SET TASK: Pictures aside, repeat every entry exactly.

DATA FOR THIS EXERCISE:
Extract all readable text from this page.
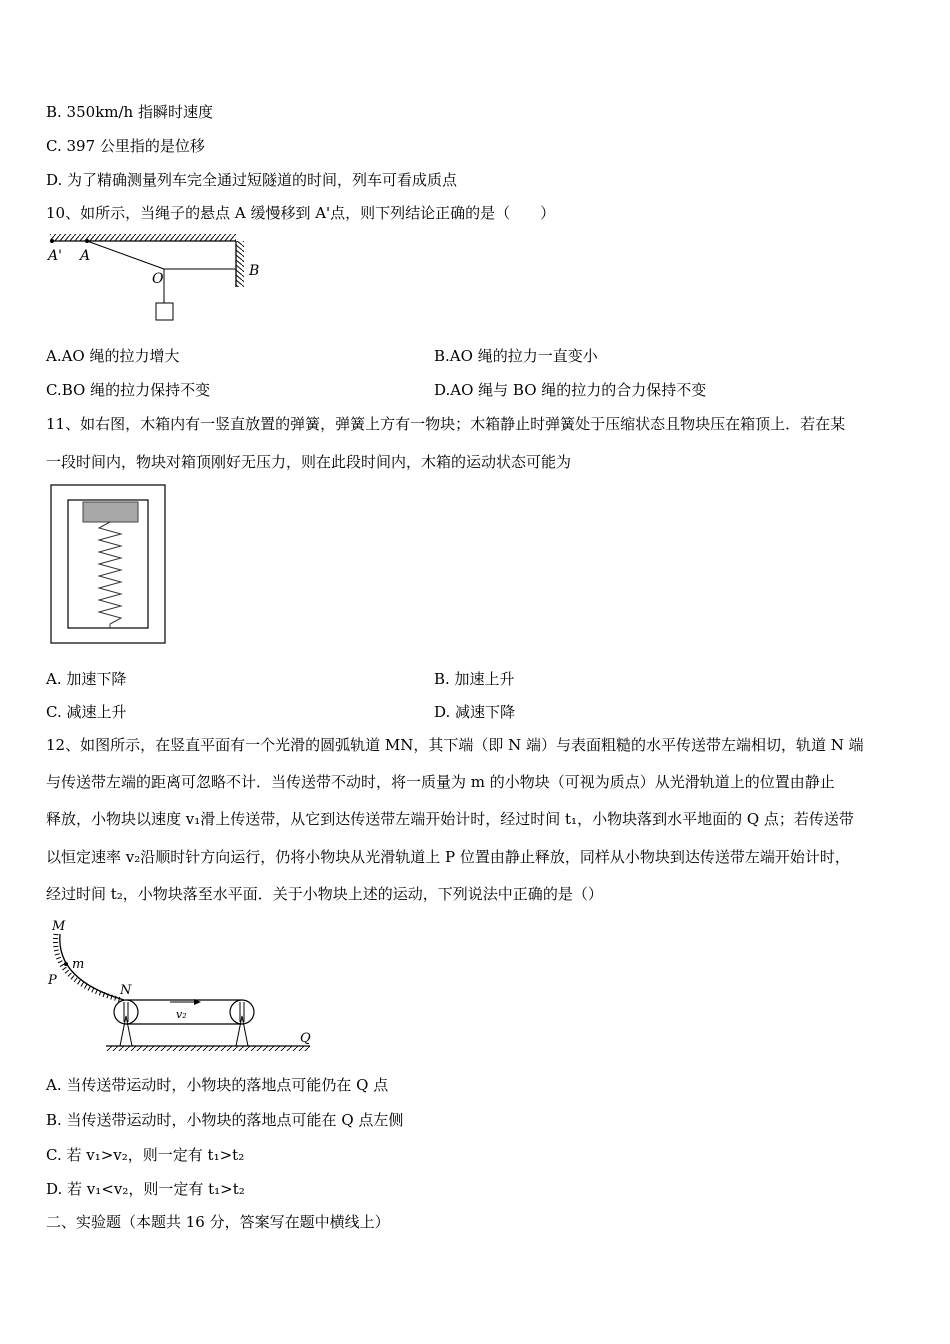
B. 350km/h 指瞬时速度
C. 397 公里指的是位移
D. 为了精确测量列车完全通过短隧道的时间，列车可看成质点
10、如所示，当绳子的悬点 A 缓慢移到 A'点，则下列结论正确的是（　　）
A' A
O	B
A.AO 绳的拉力增大	B.AO 绳的拉力一直变小
C.BO 绳的拉力保持不变	D.AO 绳与 BO 绳的拉力的合力保持不变
11、如右图，木箱内有一竖直放置的弹簧，弹簧上方有一物块；木箱静止时弹簧处于压缩状态且物块压在箱顶上．若在某
一段时间内，物块对箱顶刚好无压力，则在此段时间内，木箱的运动状态可能为
A. 加速下降	B. 加速上升
C. 减速上升	D. 减速下降
12、如图所示，在竖直平面有一个光滑的圆弧轨道 MN，其下端（即 N 端）与表面粗糙的水平传送带左端相切，轨道 N 端
与传送带左端的距离可忽略不计．当传送带不动时，将一质量为 m 的小物块（可视为质点）从光滑轨道上的位置由静止
释放，小物块以速度 v₁滑上传送带，从它到达传送带左端开始计时，经过时间 t₁，小物块落到水平地面的 Q 点；若传送带
以恒定速率 v₂沿顺时针方向运行，仍将小物块从光滑轨道上 P 位置由静止释放，同样从小物块到达传送带左端开始计时，
经过时间 t₂，小物块落至水平面．关于小物块上述的运动，下列说法中正确的是（）
M
m
P
N
v₂
Q
A. 当传送带运动时，小物块的落地点可能仍在 Q 点
B. 当传送带运动时，小物块的落地点可能在 Q 点左侧
C. 若 v₁>v₂，则一定有 t₁>t₂
D. 若 v₁<v₂，则一定有 t₁>t₂
二、实验题（本题共 16 分，答案写在题中横线上）
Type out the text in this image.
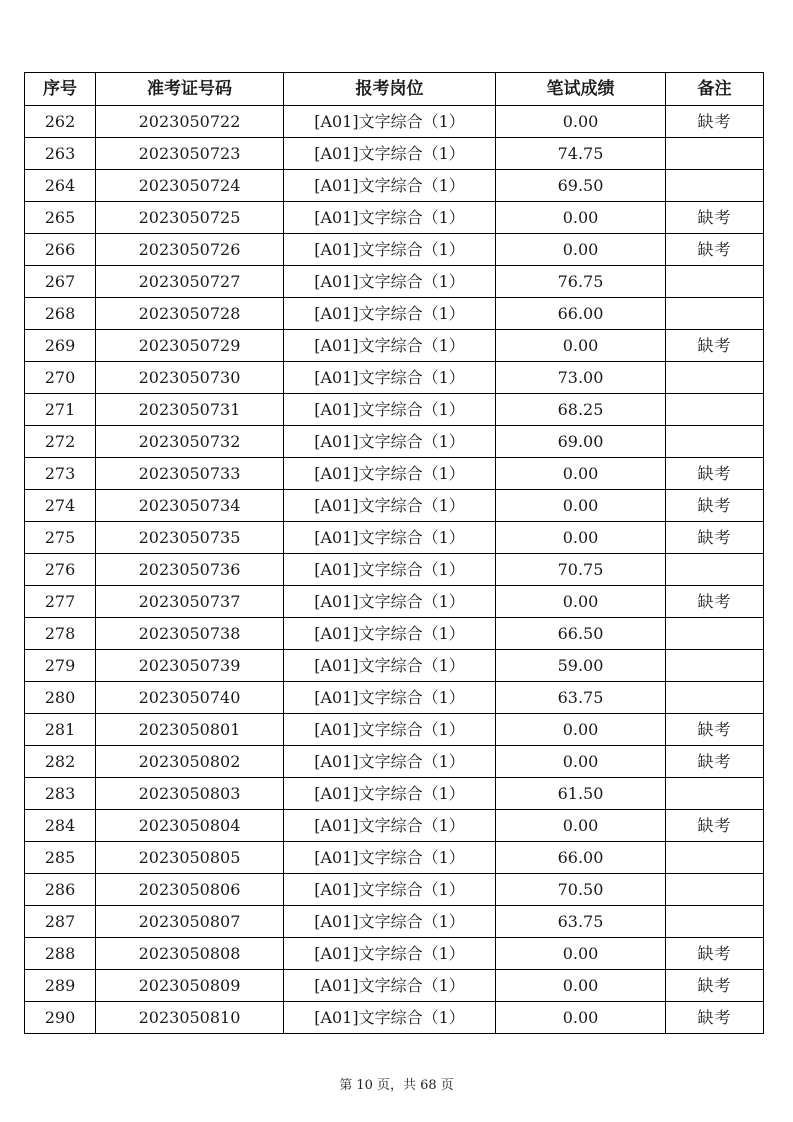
序号	准考证号码	报考岗位	笔试成绩	备注
262	2023050722	[A01]文字综合（1）	0.00	缺考
263	2023050723	[A01]文字综合（1）	74.75	
264	2023050724	[A01]文字综合（1）	69.50	
265	2023050725	[A01]文字综合（1）	0.00	缺考
266	2023050726	[A01]文字综合（1）	0.00	缺考
267	2023050727	[A01]文字综合（1）	76.75	
268	2023050728	[A01]文字综合（1）	66.00	
269	2023050729	[A01]文字综合（1）	0.00	缺考
270	2023050730	[A01]文字综合（1）	73.00	
271	2023050731	[A01]文字综合（1）	68.25	
272	2023050732	[A01]文字综合（1）	69.00	
273	2023050733	[A01]文字综合（1）	0.00	缺考
274	2023050734	[A01]文字综合（1）	0.00	缺考
275	2023050735	[A01]文字综合（1）	0.00	缺考
276	2023050736	[A01]文字综合（1）	70.75	
277	2023050737	[A01]文字综合（1）	0.00	缺考
278	2023050738	[A01]文字综合（1）	66.50	
279	2023050739	[A01]文字综合（1）	59.00	
280	2023050740	[A01]文字综合（1）	63.75	
281	2023050801	[A01]文字综合（1）	0.00	缺考
282	2023050802	[A01]文字综合（1）	0.00	缺考
283	2023050803	[A01]文字综合（1）	61.50	
284	2023050804	[A01]文字综合（1）	0.00	缺考
285	2023050805	[A01]文字综合（1）	66.00	
286	2023050806	[A01]文字综合（1）	70.50	
287	2023050807	[A01]文字综合（1）	63.75	
288	2023050808	[A01]文字综合（1）	0.00	缺考
289	2023050809	[A01]文字综合（1）	0.00	缺考
290	2023050810	[A01]文字综合（1）	0.00	缺考
第 10 页，共 68 页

FULL OUTPUT:
Extract all readable text from this page.
B. 350km/h 指瞬时速度
C. 397 公里指的是位移
D. 为了精确测量列车完全通过短隧道的时间，列车可看成质点
10、如所示，当绳子的悬点 A 缓慢移到 A'点，则下列结论正确的是（　　）
A' A
O	B
A.AO 绳的拉力增大	B.AO 绳的拉力一直变小
C.BO 绳的拉力保持不变	D.AO 绳与 BO 绳的拉力的合力保持不变
11、如右图，木箱内有一竖直放置的弹簧，弹簧上方有一物块；木箱静止时弹簧处于压缩状态且物块压在箱顶上．若在某
一段时间内，物块对箱顶刚好无压力，则在此段时间内，木箱的运动状态可能为
A. 加速下降	B. 加速上升
C. 减速上升	D. 减速下降
12、如图所示，在竖直平面有一个光滑的圆弧轨道 MN，其下端（即 N 端）与表面粗糙的水平传送带左端相切，轨道 N 端
与传送带左端的距离可忽略不计．当传送带不动时，将一质量为 m 的小物块（可视为质点）从光滑轨道上的位置由静止
释放，小物块以速度 v₁滑上传送带，从它到达传送带左端开始计时，经过时间 t₁，小物块落到水平地面的 Q 点；若传送带
以恒定速率 v₂沿顺时针方向运行，仍将小物块从光滑轨道上 P 位置由静止释放，同样从小物块到达传送带左端开始计时，
经过时间 t₂，小物块落至水平面．关于小物块上述的运动，下列说法中正确的是（）
M
m
P
N
v₂
Q
A. 当传送带运动时，小物块的落地点可能仍在 Q 点
B. 当传送带运动时，小物块的落地点可能在 Q 点左侧
C. 若 v₁>v₂，则一定有 t₁>t₂
D. 若 v₁<v₂，则一定有 t₁>t₂
二、实验题（本题共 16 分，答案写在题中横线上）
Type out the text in this image.
序号	准考证号码	报考岗位	笔试成绩	备注
262	2023050722	[A01]文字综合（1）	0.00	缺考
263	2023050723	[A01]文字综合（1）	74.75	
264	2023050724	[A01]文字综合（1）	69.50	
265	2023050725	[A01]文字综合（1）	0.00	缺考
266	2023050726	[A01]文字综合（1）	0.00	缺考
267	2023050727	[A01]文字综合（1）	76.75	
268	2023050728	[A01]文字综合（1）	66.00	
269	2023050729	[A01]文字综合（1）	0.00	缺考
270	2023050730	[A01]文字综合（1）	73.00	
271	2023050731	[A01]文字综合（1）	68.25	
272	2023050732	[A01]文字综合（1）	69.00	
273	2023050733	[A01]文字综合（1）	0.00	缺考
274	2023050734	[A01]文字综合（1）	0.00	缺考
275	2023050735	[A01]文字综合（1）	0.00	缺考
276	2023050736	[A01]文字综合（1）	70.75	
277	2023050737	[A01]文字综合（1）	0.00	缺考
278	2023050738	[A01]文字综合（1）	66.50	
279	2023050739	[A01]文字综合（1）	59.00	
280	2023050740	[A01]文字综合（1）	63.75	
281	2023050801	[A01]文字综合（1）	0.00	缺考
282	2023050802	[A01]文字综合（1）	0.00	缺考
283	2023050803	[A01]文字综合（1）	61.50	
284	2023050804	[A01]文字综合（1）	0.00	缺考
285	2023050805	[A01]文字综合（1）	66.00	
286	2023050806	[A01]文字综合（1）	70.50	
287	2023050807	[A01]文字综合（1）	63.75	
288	2023050808	[A01]文字综合（1）	0.00	缺考
289	2023050809	[A01]文字综合（1）	0.00	缺考
290	2023050810	[A01]文字综合（1）	0.00	缺考
第 10 页，共 68 页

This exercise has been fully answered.